Task requirements =
Using the data below, copy each line that includes the word "rgba".

Material supplied =

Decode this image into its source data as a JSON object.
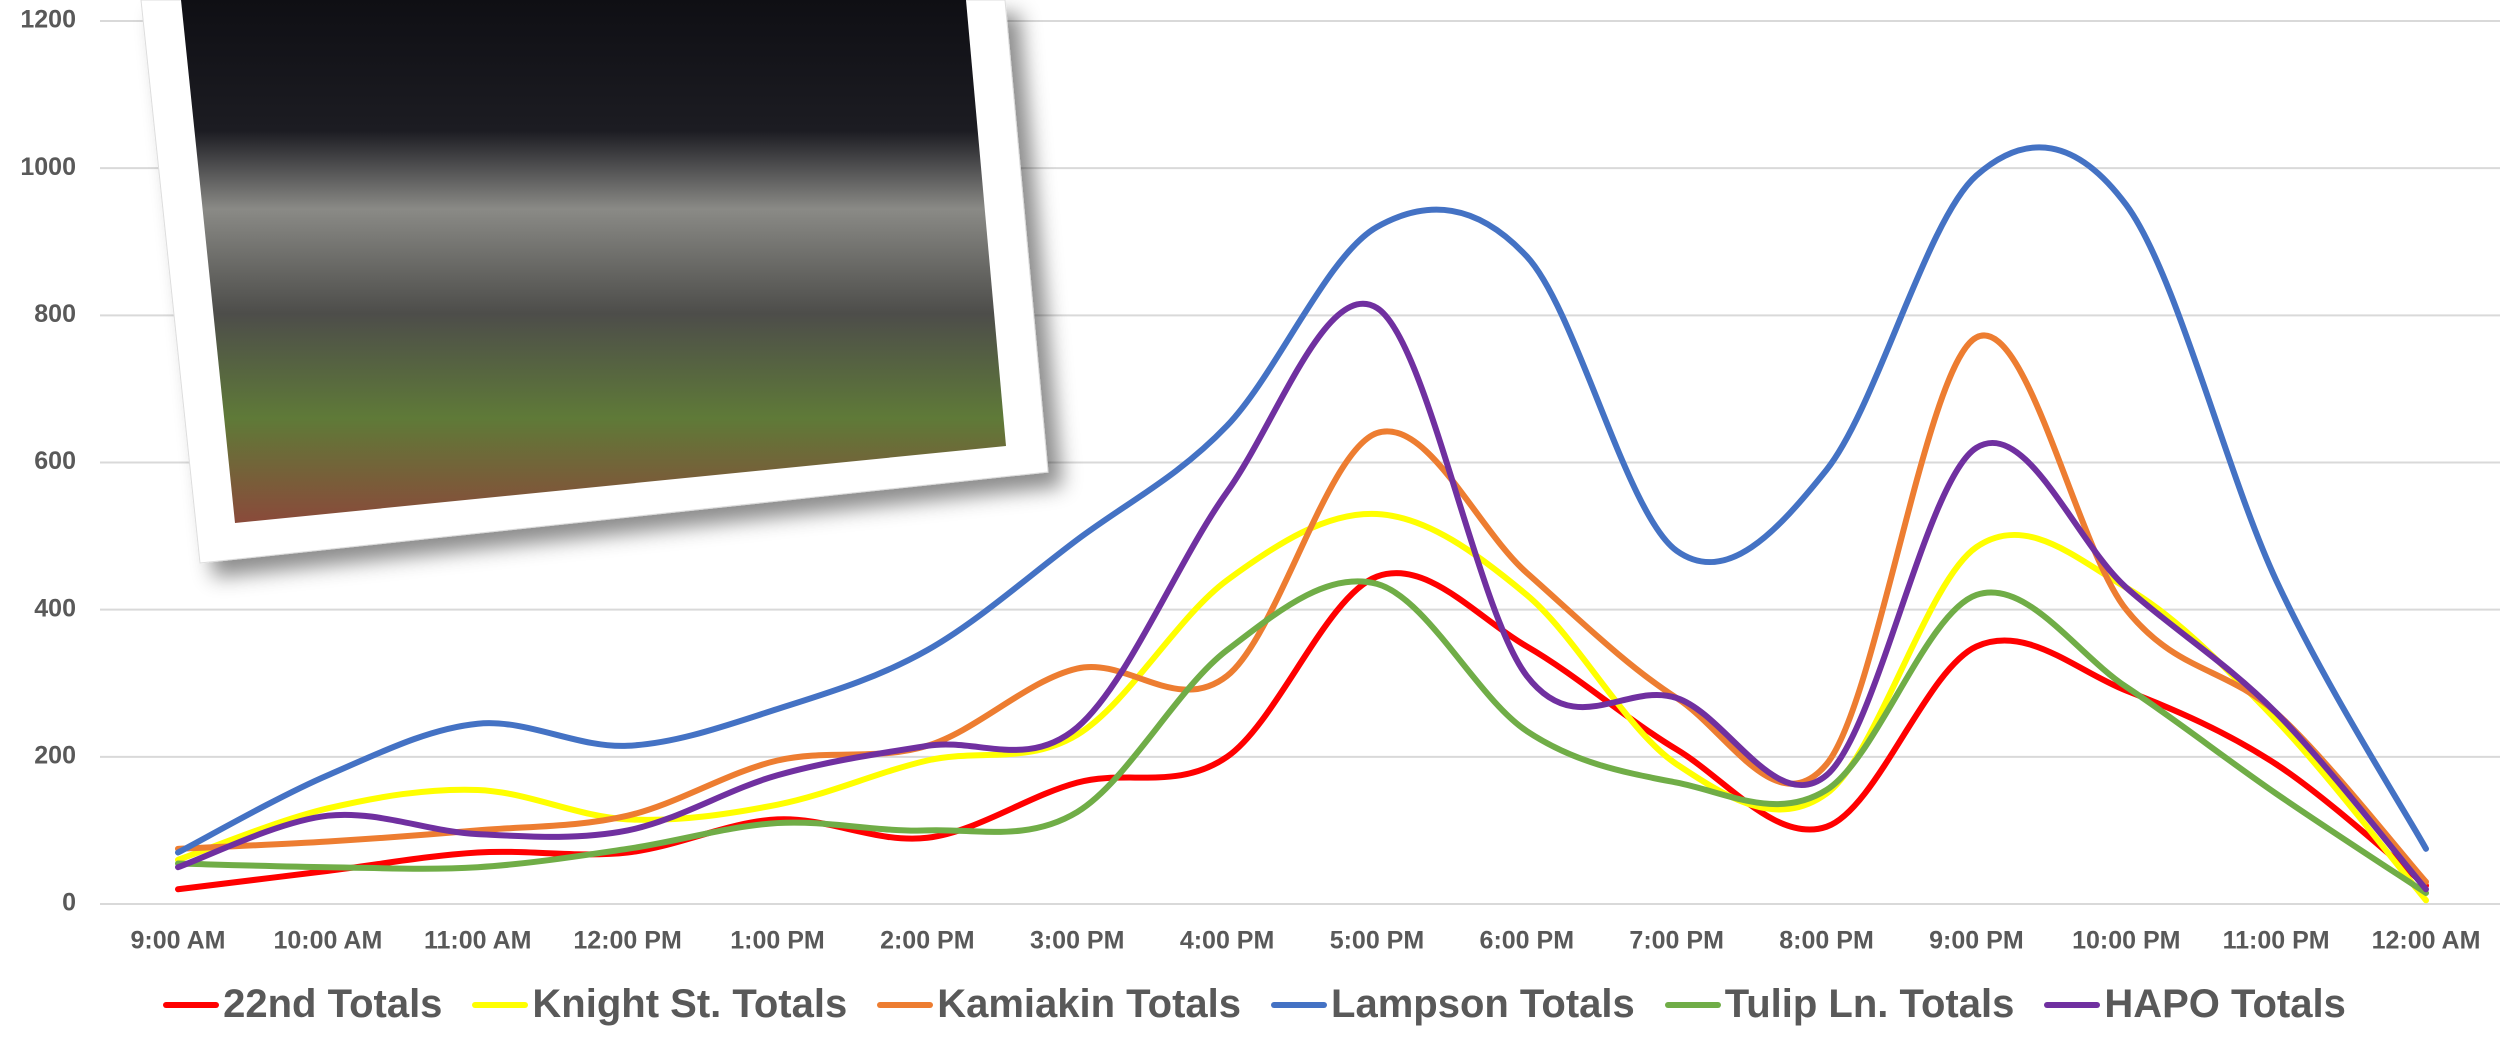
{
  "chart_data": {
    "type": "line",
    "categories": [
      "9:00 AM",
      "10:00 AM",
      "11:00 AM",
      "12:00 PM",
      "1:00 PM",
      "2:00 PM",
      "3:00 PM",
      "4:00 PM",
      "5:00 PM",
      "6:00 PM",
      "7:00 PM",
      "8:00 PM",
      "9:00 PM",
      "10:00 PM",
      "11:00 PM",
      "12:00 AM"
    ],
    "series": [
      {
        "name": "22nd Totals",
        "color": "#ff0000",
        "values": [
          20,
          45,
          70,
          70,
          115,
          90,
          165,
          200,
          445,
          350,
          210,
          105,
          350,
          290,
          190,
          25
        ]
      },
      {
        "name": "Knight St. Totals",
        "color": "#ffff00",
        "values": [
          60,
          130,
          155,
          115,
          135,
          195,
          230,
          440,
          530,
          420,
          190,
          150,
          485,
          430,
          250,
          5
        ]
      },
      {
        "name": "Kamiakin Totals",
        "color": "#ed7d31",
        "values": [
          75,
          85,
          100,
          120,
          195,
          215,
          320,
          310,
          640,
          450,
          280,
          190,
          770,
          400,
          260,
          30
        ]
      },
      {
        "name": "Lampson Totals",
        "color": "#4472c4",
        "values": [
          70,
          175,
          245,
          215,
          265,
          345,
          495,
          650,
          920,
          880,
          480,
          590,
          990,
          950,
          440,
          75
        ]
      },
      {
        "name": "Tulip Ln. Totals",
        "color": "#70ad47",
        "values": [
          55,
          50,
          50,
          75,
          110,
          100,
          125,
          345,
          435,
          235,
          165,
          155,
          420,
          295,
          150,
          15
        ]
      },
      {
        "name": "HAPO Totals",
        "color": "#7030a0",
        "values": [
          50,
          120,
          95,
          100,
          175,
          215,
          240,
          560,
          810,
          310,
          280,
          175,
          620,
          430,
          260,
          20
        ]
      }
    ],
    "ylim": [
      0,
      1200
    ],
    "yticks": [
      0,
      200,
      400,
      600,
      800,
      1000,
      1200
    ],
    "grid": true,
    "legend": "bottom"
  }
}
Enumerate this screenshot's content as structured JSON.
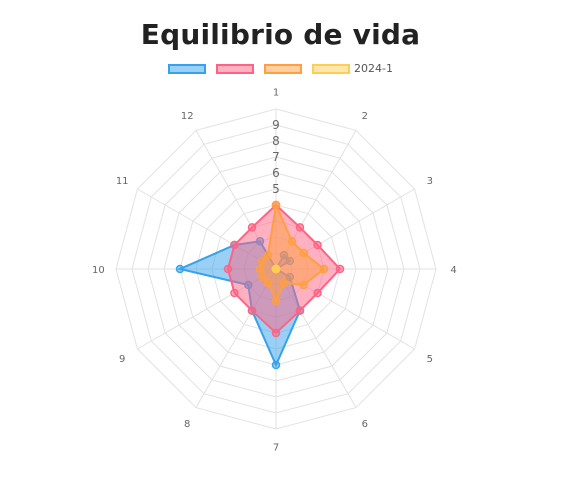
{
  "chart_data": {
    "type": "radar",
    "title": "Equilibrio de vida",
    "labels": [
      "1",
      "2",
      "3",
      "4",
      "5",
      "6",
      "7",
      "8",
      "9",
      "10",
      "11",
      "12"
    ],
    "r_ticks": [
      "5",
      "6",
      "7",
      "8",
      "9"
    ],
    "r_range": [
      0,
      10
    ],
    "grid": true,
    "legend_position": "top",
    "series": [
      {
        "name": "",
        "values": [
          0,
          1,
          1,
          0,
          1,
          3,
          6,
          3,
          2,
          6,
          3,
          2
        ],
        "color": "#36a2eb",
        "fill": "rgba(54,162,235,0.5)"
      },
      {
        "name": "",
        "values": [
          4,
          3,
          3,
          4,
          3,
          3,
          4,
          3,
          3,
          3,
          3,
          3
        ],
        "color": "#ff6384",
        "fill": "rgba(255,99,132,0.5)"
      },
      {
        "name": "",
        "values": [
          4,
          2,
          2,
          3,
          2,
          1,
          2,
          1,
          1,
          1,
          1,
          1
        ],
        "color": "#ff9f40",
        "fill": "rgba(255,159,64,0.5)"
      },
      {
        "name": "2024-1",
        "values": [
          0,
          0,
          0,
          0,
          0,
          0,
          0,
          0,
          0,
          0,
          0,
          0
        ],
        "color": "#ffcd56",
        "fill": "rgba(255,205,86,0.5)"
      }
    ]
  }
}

Exercise result =
        "fill": "rgba(54,162,235,0.5)"
        "fill": "rgba(255,99,132,0.5)"
        "fill": "rgba(255,159,64,0.5)"
        "fill": "rgba(255,205,86,0.5)"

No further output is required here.